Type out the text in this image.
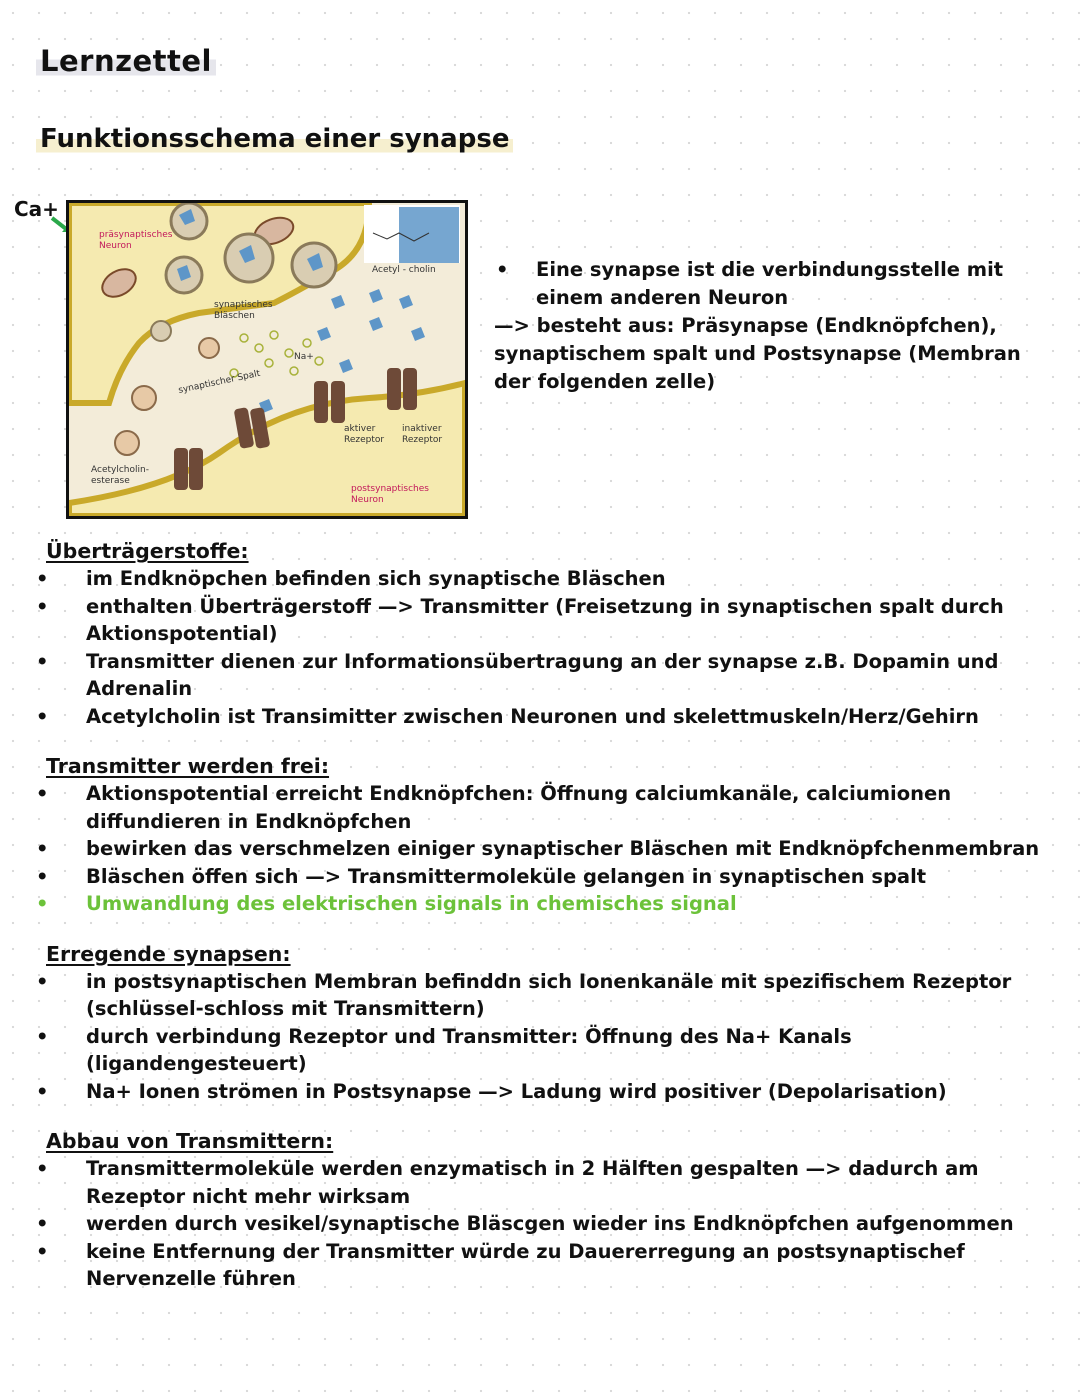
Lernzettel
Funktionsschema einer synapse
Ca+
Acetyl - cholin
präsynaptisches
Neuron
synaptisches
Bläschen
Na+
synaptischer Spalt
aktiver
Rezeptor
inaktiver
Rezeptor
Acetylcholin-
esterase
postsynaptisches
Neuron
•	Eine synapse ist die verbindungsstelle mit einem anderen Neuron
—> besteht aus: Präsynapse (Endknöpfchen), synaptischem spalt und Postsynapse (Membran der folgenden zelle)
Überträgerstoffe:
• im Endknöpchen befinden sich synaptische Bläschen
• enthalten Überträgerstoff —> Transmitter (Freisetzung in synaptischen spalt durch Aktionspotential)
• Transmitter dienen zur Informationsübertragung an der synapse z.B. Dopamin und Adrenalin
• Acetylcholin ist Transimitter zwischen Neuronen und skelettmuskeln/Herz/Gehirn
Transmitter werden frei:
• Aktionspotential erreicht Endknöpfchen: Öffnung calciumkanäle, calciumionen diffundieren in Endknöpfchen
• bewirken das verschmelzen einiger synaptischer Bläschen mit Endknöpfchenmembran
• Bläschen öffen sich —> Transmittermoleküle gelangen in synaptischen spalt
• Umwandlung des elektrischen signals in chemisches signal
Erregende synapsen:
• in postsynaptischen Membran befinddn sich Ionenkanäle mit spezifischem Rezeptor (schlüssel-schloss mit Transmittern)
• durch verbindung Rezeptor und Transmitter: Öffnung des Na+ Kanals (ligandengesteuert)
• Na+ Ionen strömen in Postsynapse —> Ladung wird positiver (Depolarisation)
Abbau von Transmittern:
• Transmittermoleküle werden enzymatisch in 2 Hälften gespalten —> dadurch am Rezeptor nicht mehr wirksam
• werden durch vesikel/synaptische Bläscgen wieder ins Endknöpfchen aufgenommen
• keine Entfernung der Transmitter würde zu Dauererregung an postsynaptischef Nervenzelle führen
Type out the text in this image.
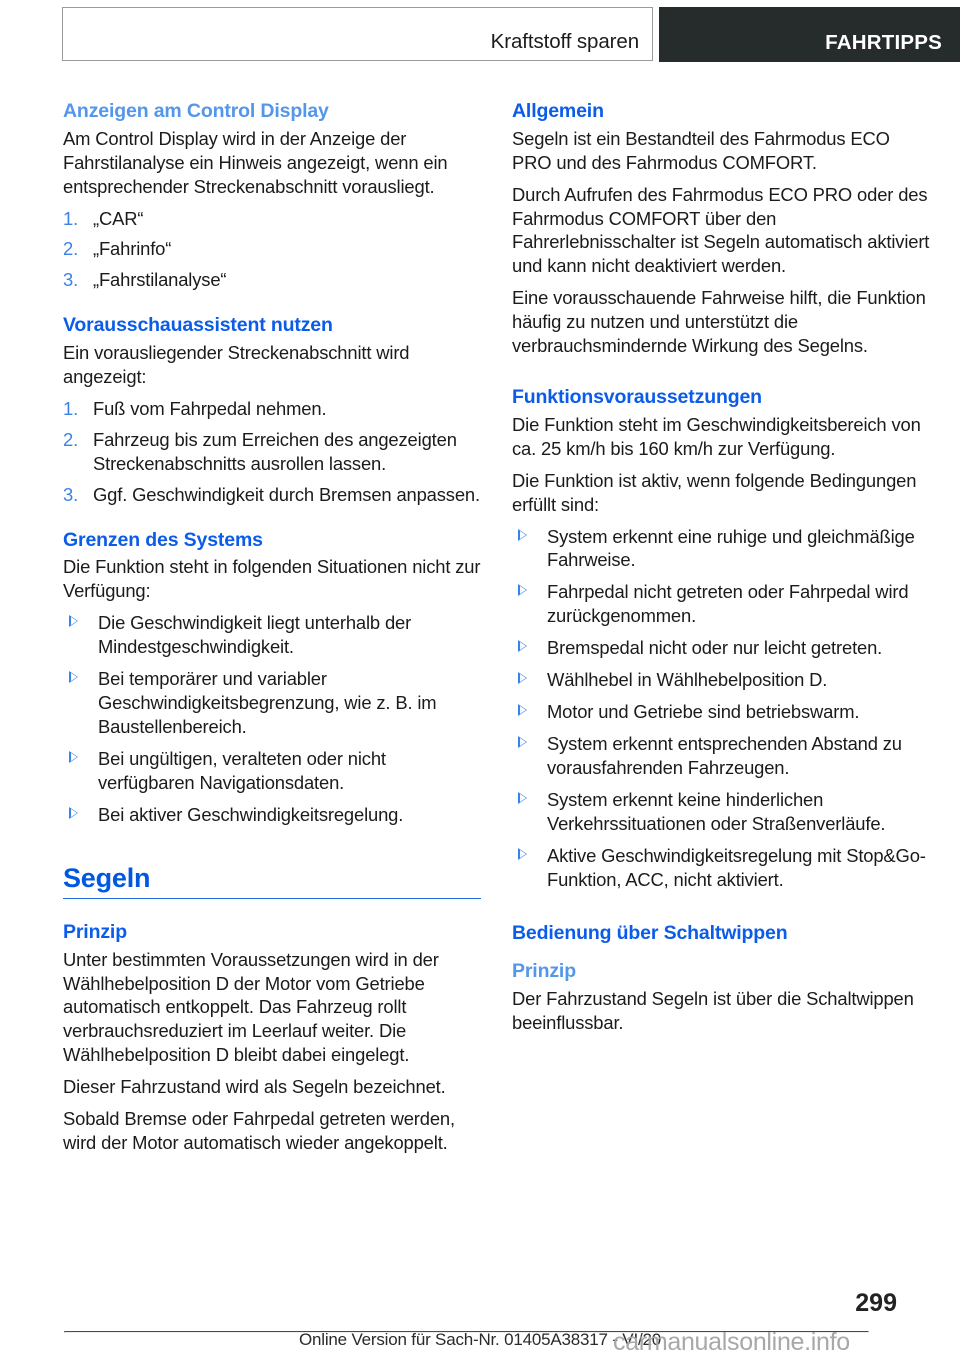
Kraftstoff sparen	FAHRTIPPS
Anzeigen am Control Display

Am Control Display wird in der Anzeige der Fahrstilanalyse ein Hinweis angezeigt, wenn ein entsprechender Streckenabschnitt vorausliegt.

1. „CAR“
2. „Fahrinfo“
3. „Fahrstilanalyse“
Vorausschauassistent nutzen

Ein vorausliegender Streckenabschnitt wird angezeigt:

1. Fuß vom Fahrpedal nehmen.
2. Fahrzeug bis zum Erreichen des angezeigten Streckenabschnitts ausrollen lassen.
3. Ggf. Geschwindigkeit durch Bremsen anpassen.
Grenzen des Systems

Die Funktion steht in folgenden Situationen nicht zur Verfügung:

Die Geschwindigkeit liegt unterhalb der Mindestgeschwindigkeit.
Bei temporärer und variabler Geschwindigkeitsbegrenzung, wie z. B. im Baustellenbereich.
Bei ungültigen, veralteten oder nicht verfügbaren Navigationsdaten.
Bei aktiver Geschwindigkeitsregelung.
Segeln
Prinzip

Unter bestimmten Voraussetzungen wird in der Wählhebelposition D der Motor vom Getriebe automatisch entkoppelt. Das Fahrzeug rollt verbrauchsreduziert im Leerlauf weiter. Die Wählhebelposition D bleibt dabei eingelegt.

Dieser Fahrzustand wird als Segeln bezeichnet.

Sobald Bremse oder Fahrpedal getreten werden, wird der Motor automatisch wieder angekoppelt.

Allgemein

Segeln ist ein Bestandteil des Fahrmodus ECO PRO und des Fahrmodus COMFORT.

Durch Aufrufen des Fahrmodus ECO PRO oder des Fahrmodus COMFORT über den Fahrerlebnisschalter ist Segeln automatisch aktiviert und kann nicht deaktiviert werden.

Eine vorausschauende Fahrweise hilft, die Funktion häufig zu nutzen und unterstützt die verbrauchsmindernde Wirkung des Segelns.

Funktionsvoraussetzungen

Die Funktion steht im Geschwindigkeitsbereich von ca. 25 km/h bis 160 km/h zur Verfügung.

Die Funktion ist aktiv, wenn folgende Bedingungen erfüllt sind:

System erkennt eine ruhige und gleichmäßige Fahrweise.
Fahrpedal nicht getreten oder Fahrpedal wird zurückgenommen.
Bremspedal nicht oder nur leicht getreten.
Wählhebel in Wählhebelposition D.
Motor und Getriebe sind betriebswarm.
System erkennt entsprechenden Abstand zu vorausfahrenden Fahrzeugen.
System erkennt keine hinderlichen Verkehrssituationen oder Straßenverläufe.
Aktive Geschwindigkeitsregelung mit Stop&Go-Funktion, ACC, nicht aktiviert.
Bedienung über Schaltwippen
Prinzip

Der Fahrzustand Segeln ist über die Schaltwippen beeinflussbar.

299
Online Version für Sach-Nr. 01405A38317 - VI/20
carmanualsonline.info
-- -- --
> **TASK ITEM**: Counting only lines that contain the word "Schaltwippen", state how many appear in the entries, and add nothing.

> **YOUR SOLUTION**: 2